▶ **Exercise aim**
Out of the entries that follow, copy each line containing "older".

▶ **Image records of document pages**

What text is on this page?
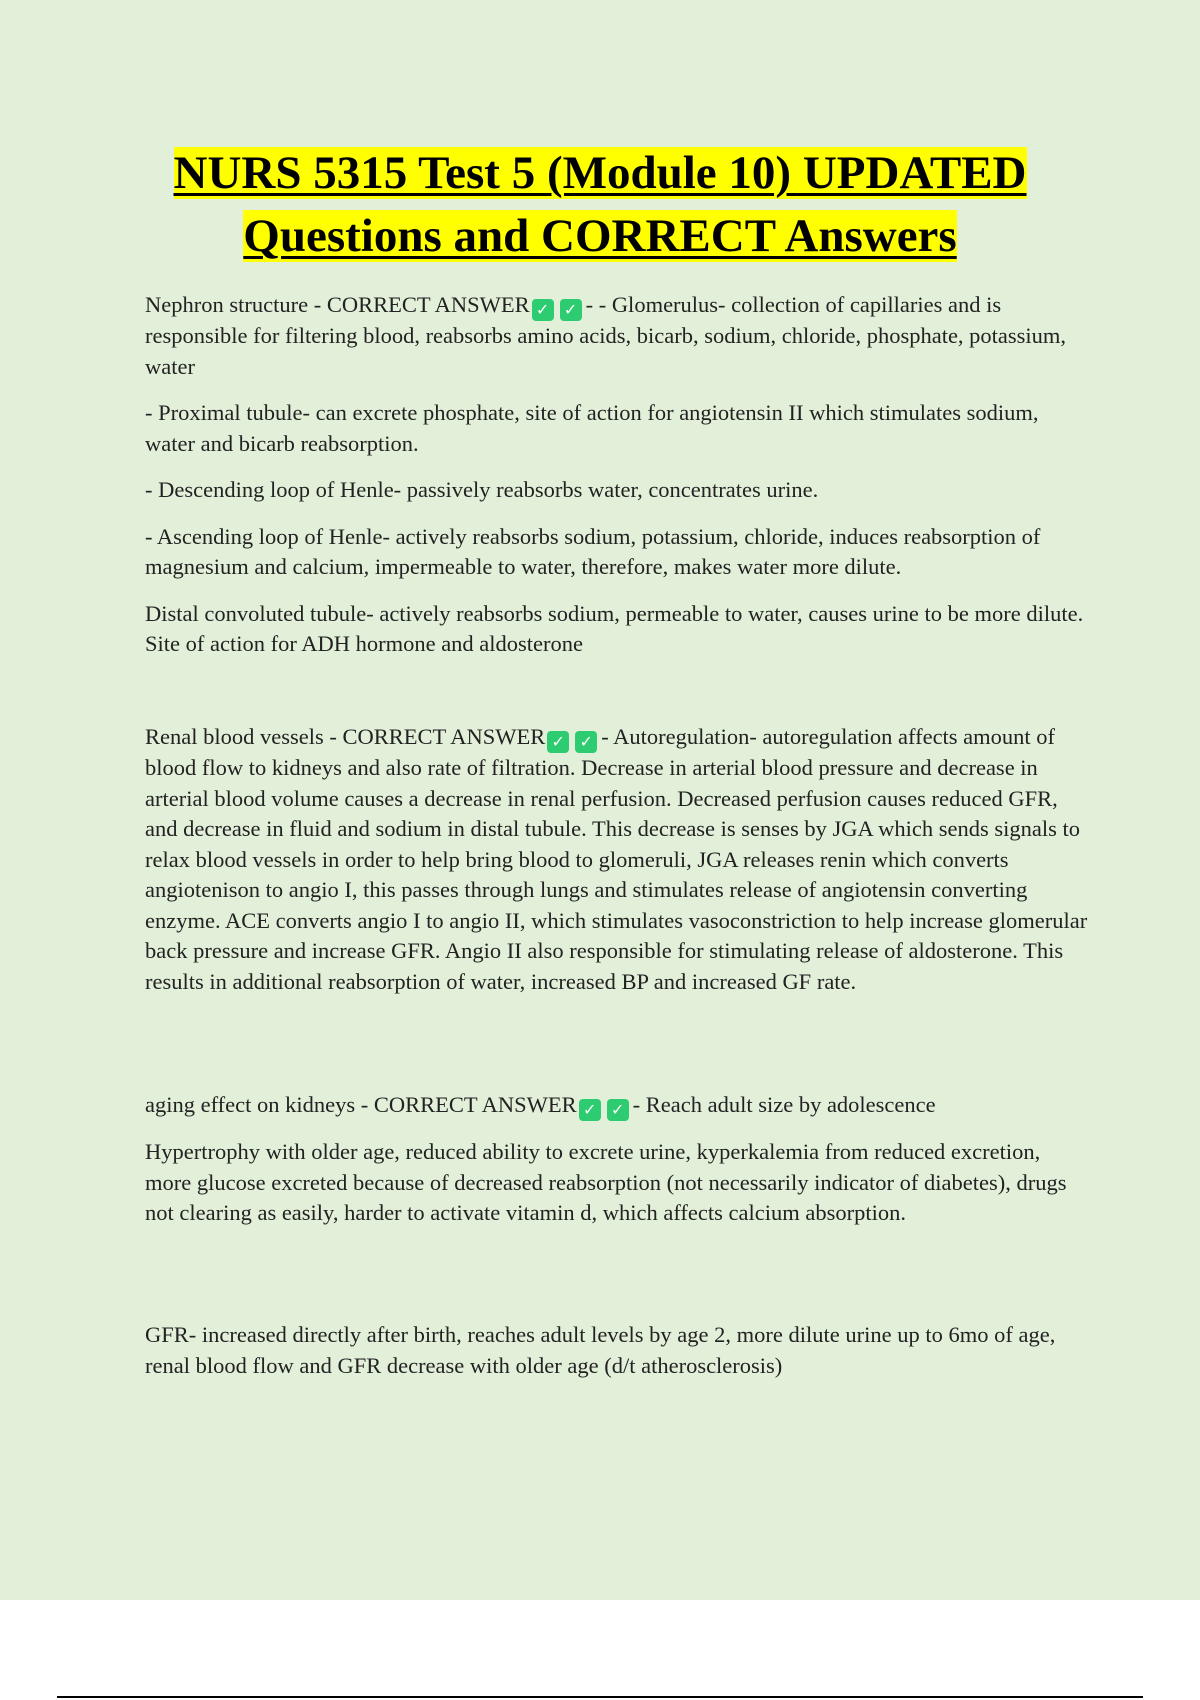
NURS 5315 Test 5 (Module 10) UPDATED
Questions and CORRECT Answers

Nephron structure - CORRECT ANSWER ✓ ✓ - - Glomerulus- collection of capillaries and is responsible for filtering blood, reabsorbs amino acids, bicarb, sodium, chloride, phosphate, potassium, water

- Proximal tubule- can excrete phosphate, site of action for angiotensin II which stimulates sodium, water and bicarb reabsorption.

- Descending loop of Henle- passively reabsorbs water, concentrates urine.

- Ascending loop of Henle- actively reabsorbs sodium, potassium, chloride, induces reabsorption of magnesium and calcium, impermeable to water, therefore, makes water more dilute.

Distal convoluted tubule- actively reabsorbs sodium, permeable to water, causes urine to be more dilute. Site of action for ADH hormone and aldosterone

Renal blood vessels - CORRECT ANSWER ✓ ✓ - Autoregulation- autoregulation affects amount of blood flow to kidneys and also rate of filtration. Decrease in arterial blood pressure and decrease in arterial blood volume causes a decrease in renal perfusion. Decreased perfusion causes reduced GFR, and decrease in fluid and sodium in distal tubule. This decrease is senses by JGA which sends signals to relax blood vessels in order to help bring blood to glomeruli, JGA releases renin which converts angiotenison to angio I, this passes through lungs and stimulates release of angiotensin converting enzyme. ACE converts angio I to angio II, which stimulates vasoconstriction to help increase glomerular back pressure and increase GFR. Angio II also responsible for stimulating release of aldosterone. This results in additional reabsorption of water, increased BP and increased GF rate.

aging effect on kidneys - CORRECT ANSWER ✓ ✓ - Reach adult size by adolescence

Hypertrophy with older age, reduced ability to excrete urine, kyperkalemia from reduced excretion, more glucose excreted because of decreased reabsorption (not necessarily indicator of diabetes), drugs not clearing as easily, harder to activate vitamin d, which affects calcium absorption.

GFR- increased directly after birth, reaches adult levels by age 2, more dilute urine up to 6mo of age, renal blood flow and GFR decrease with older age (d/t atherosclerosis)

▶ **Response**
Hypertrophy with older age, reduced ability to excrete urine, kyperkalemia from reduced excretion, more glucose excreted because of decreased reabsorption (not necessarily indicator of diabetes), drugs not clearing as easily, harder to activate vitamin d, which affects calcium absorption.
GFR- increased directly after birth, reaches adult levels by age 2, more dilute urine up to 6mo of age, renal blood flow and GFR decrease with older age (d/t atherosclerosis)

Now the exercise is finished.